== Input records
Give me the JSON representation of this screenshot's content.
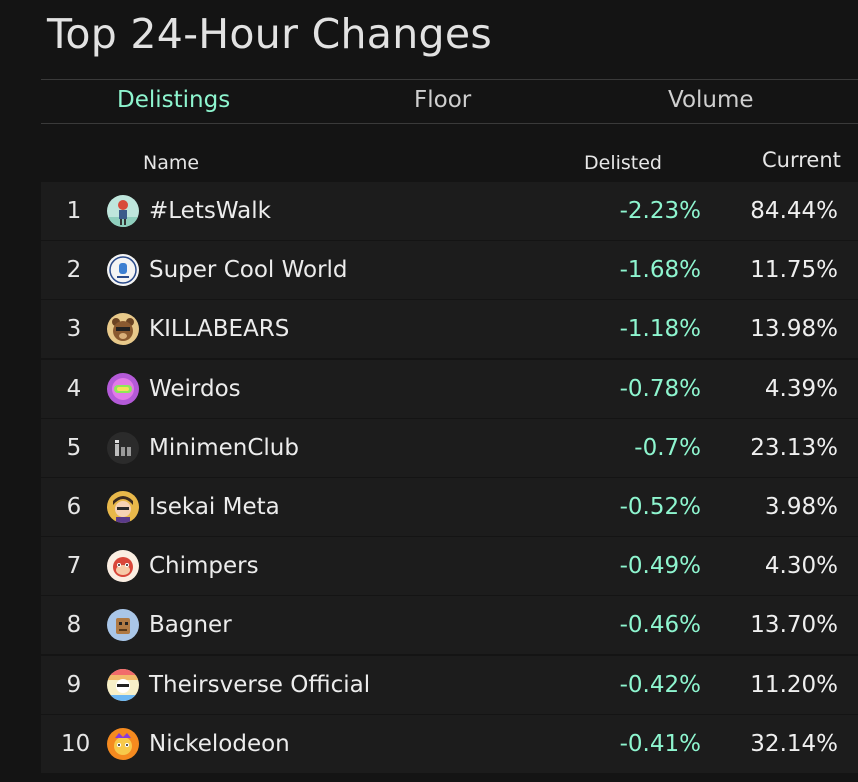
{
  "title": "Top 24-Hour Changes",
  "tabs": [
    {
      "label": "Delistings",
      "active": true
    },
    {
      "label": "Floor",
      "active": false
    },
    {
      "label": "Volume",
      "active": false
    }
  ],
  "columns": {
    "name": "Name",
    "delisted": "Delisted",
    "current": "Current"
  },
  "colors": {
    "accent": "#8ef5cf",
    "background": "#141414",
    "row_background": "#1c1c1c"
  },
  "rows": [
    {
      "rank": "1",
      "name": "#LetsWalk",
      "delisted": "-2.23%",
      "current": "84.44%",
      "icon": "letswalk-avatar-icon"
    },
    {
      "rank": "2",
      "name": "Super Cool World",
      "delisted": "-1.68%",
      "current": "11.75%",
      "icon": "super-cool-world-avatar-icon"
    },
    {
      "rank": "3",
      "name": "KILLABEARS",
      "delisted": "-1.18%",
      "current": "13.98%",
      "icon": "killabears-avatar-icon"
    },
    {
      "rank": "4",
      "name": "Weirdos",
      "delisted": "-0.78%",
      "current": "4.39%",
      "icon": "weirdos-avatar-icon"
    },
    {
      "rank": "5",
      "name": "MinimenClub",
      "delisted": "-0.7%",
      "current": "23.13%",
      "icon": "minimenclub-avatar-icon"
    },
    {
      "rank": "6",
      "name": "Isekai Meta",
      "delisted": "-0.52%",
      "current": "3.98%",
      "icon": "isekai-meta-avatar-icon"
    },
    {
      "rank": "7",
      "name": "Chimpers",
      "delisted": "-0.49%",
      "current": "4.30%",
      "icon": "chimpers-avatar-icon"
    },
    {
      "rank": "8",
      "name": "Bagner",
      "delisted": "-0.46%",
      "current": "13.70%",
      "icon": "bagner-avatar-icon"
    },
    {
      "rank": "9",
      "name": "Theirsverse Official",
      "delisted": "-0.42%",
      "current": "11.20%",
      "icon": "theirsverse-avatar-icon"
    },
    {
      "rank": "10",
      "name": "Nickelodeon",
      "delisted": "-0.41%",
      "current": "32.14%",
      "icon": "nickelodeon-avatar-icon"
    }
  ]
}
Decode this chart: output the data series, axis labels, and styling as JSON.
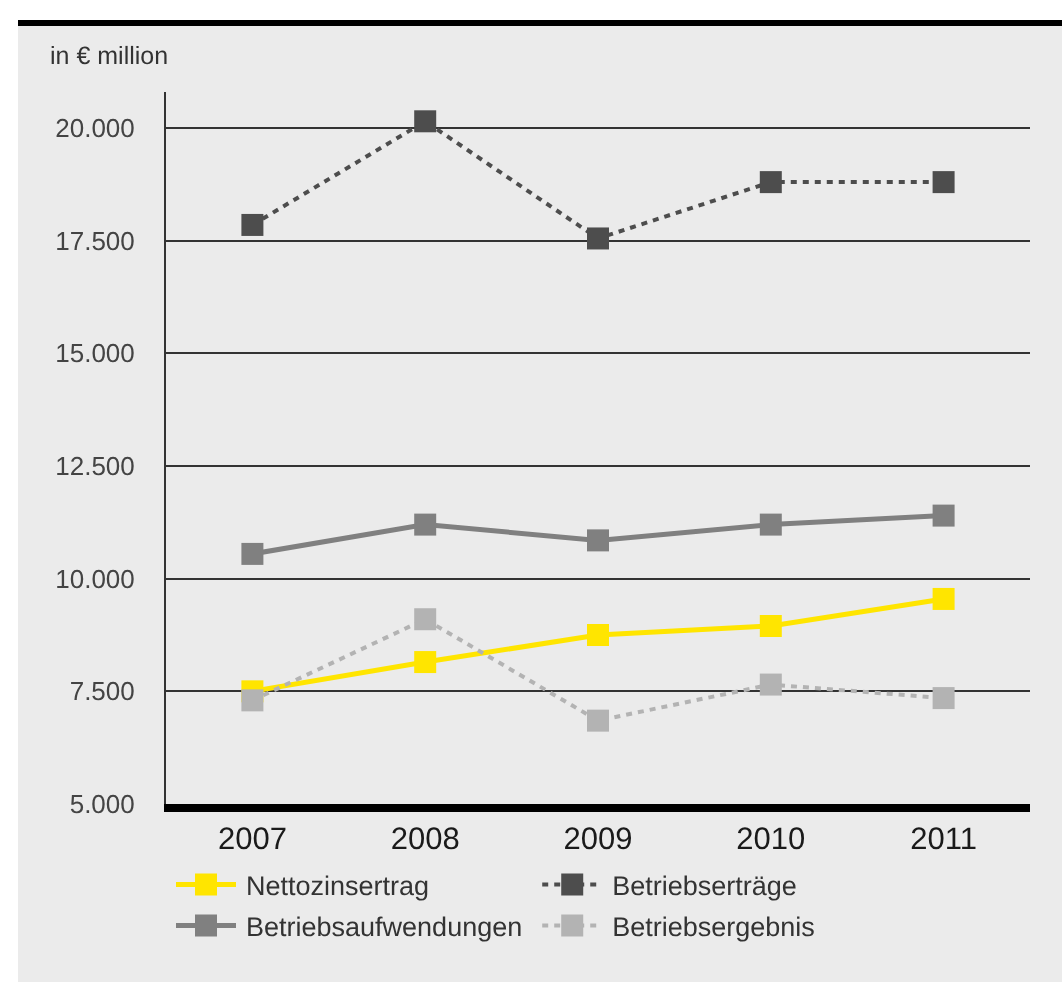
{
  "chart_data": {
    "type": "line",
    "ylabel": "in € million",
    "categories": [
      "2007",
      "2008",
      "2009",
      "2010",
      "2011"
    ],
    "series": [
      {
        "name": "Nettozinsertrag",
        "color": "#ffe500",
        "line_style": "solid",
        "values": [
          7500,
          8150,
          8750,
          8950,
          9550
        ]
      },
      {
        "name": "Betriebserträge",
        "color": "#4d4d4d",
        "line_style": "dotted",
        "values": [
          17850,
          20150,
          17550,
          18800,
          18800
        ]
      },
      {
        "name": "Betriebsaufwendungen",
        "color": "#808080",
        "line_style": "solid",
        "values": [
          10550,
          11200,
          10850,
          11200,
          11400
        ]
      },
      {
        "name": "Betriebsergebnis",
        "color": "#b3b3b3",
        "line_style": "dotted",
        "values": [
          7300,
          9100,
          6850,
          7650,
          7350
        ]
      }
    ],
    "ylim": [
      5000,
      20800
    ],
    "yticks": [
      {
        "value": 5000,
        "label": "5.000"
      },
      {
        "value": 7500,
        "label": "7.500"
      },
      {
        "value": 10000,
        "label": "10.000"
      },
      {
        "value": 12500,
        "label": "12.500"
      },
      {
        "value": 15000,
        "label": "15.000"
      },
      {
        "value": 17500,
        "label": "17.500"
      },
      {
        "value": 20000,
        "label": "20.000"
      }
    ],
    "grid": "y",
    "legend": "bottom",
    "marker": "square"
  }
}
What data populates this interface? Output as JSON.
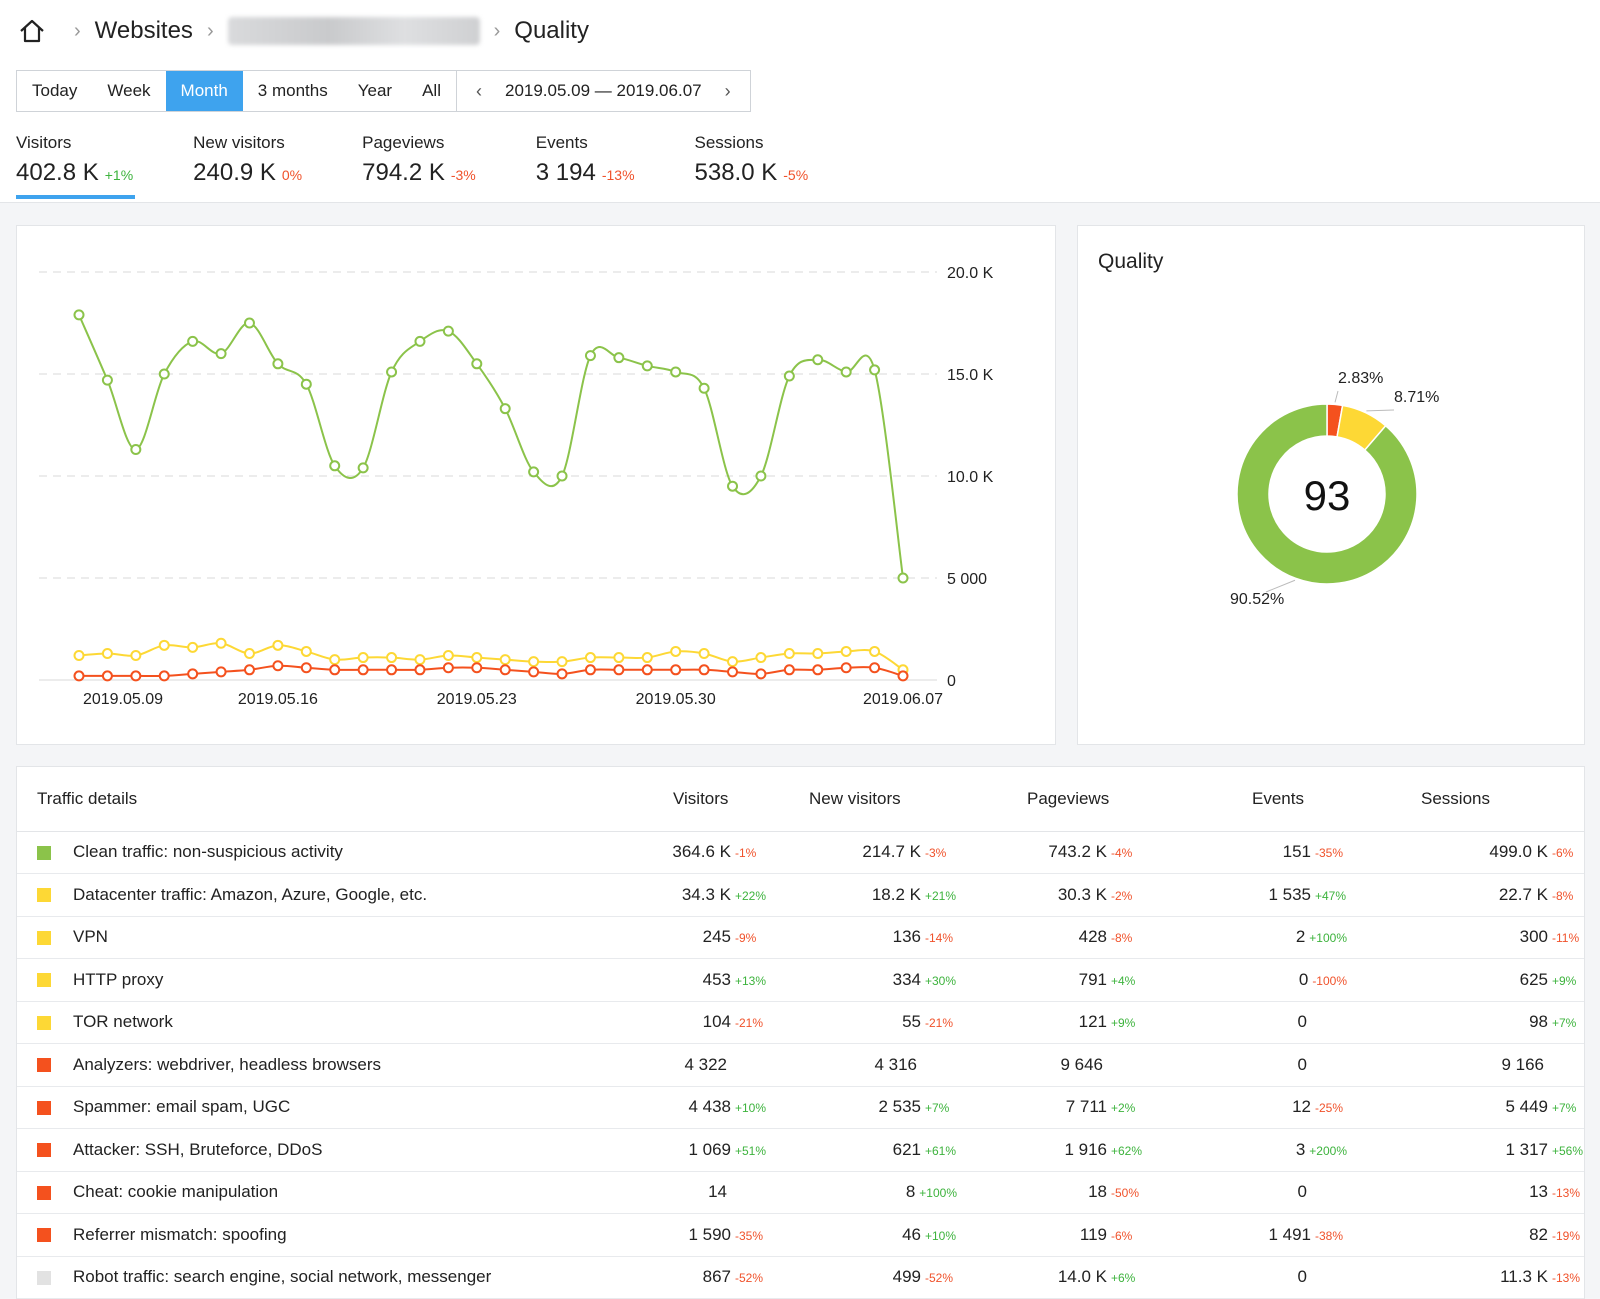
====
▸ **Challenge**:
Reproduce the data above in full, exactly as it is, with the pictures left out.

▸ **Output for this exercise**:
Give me the JSON representation of this screenshot's content.
{
  "title": "Top 24-Hour Changes",
  "tabs": [
    {
      "label": "Delistings",
      "active": true
    },
    {
      "label": "Floor",
      "active": false
    },
    {
      "label": "Volume",
      "active": false
    }
  ],
  "columns": {
    "name": "Name",
    "delisted": "Delisted",
    "current": "Current"
  },
  "colors": {
    "accent": "#8ef5cf",
    "background": "#141414",
    "row_background": "#1c1c1c"
  },
  "rows": [
    {
      "rank": "1",
      "name": "#LetsWalk",
      "delisted": "-2.23%",
      "current": "84.44%",
      "icon": "letswalk-avatar-icon"
    },
    {
      "rank": "2",
      "name": "Super Cool World",
      "delisted": "-1.68%",
      "current": "11.75%",
      "icon": "super-cool-world-avatar-icon"
    },
    {
      "rank": "3",
      "name": "KILLABEARS",
      "delisted": "-1.18%",
      "current": "13.98%",
      "icon": "killabears-avatar-icon"
    },
    {
      "rank": "4",
      "name": "Weirdos",
      "delisted": "-0.78%",
      "current": "4.39%",
      "icon": "weirdos-avatar-icon"
    },
    {
      "rank": "5",
      "name": "MinimenClub",
      "delisted": "-0.7%",
      "current": "23.13%",
      "icon": "minimenclub-avatar-icon"
    },
    {
      "rank": "6",
      "name": "Isekai Meta",
      "delisted": "-0.52%",
      "current": "3.98%",
      "icon": "isekai-meta-avatar-icon"
    },
    {
      "rank": "7",
      "name": "Chimpers",
      "delisted": "-0.49%",
      "current": "4.30%",
      "icon": "chimpers-avatar-icon"
    },
    {
      "rank": "8",
      "name": "Bagner",
      "delisted": "-0.46%",
      "current": "13.70%",
      "icon": "bagner-avatar-icon"
    },
    {
      "rank": "9",
      "name": "Theirsverse Official",
      "delisted": "-0.42%",
      "current": "11.20%",
      "icon": "theirsverse-avatar-icon"
    },
    {
      "rank": "10",
      "name": "Nickelodeon",
      "delisted": "-0.41%",
      "current": "32.14%",
      "icon": "nickelodeon-avatar-icon"
    }
  ]
}
Decode this chart: output the data series, axis labels, and styling as JSON.
{
  "chart_data": {
    "type": "line",
    "ylabel": "in € million",
    "categories": [
      "2007",
      "2008",
      "2009",
      "2010",
      "2011"
    ],
    "series": [
      {
        "name": "Nettozinsertrag",
        "color": "#ffe500",
        "line_style": "solid",
        "values": [
          7500,
          8150,
          8750,
          8950,
          9550
        ]
      },
      {
        "name": "Betriebserträge",
        "color": "#4d4d4d",
        "line_style": "dotted",
        "values": [
          17850,
          20150,
          17550,
          18800,
          18800
        ]
      },
      {
        "name": "Betriebsaufwendungen",
        "color": "#808080",
        "line_style": "solid",
        "values": [
          10550,
          11200,
          10850,
          11200,
          11400
        ]
      },
      {
        "name": "Betriebsergebnis",
        "color": "#b3b3b3",
        "line_style": "dotted",
        "values": [
          7300,
          9100,
          6850,
          7650,
          7350
        ]
      }
    ],
    "ylim": [
      5000,
      20800
    ],
    "yticks": [
      {
        "value": 5000,
        "label": "5.000"
      },
      {
        "value": 7500,
        "label": "7.500"
      },
      {
        "value": 10000,
        "label": "10.000"
      },
      {
        "value": 12500,
        "label": "12.500"
      },
      {
        "value": 15000,
        "label": "15.000"
      },
      {
        "value": 17500,
        "label": "17.500"
      },
      {
        "value": 20000,
        "label": "20.000"
      }
    ],
    "grid": "y",
    "legend": "bottom",
    "marker": "square"
  }
}
What data populates this interface? Output as JSON.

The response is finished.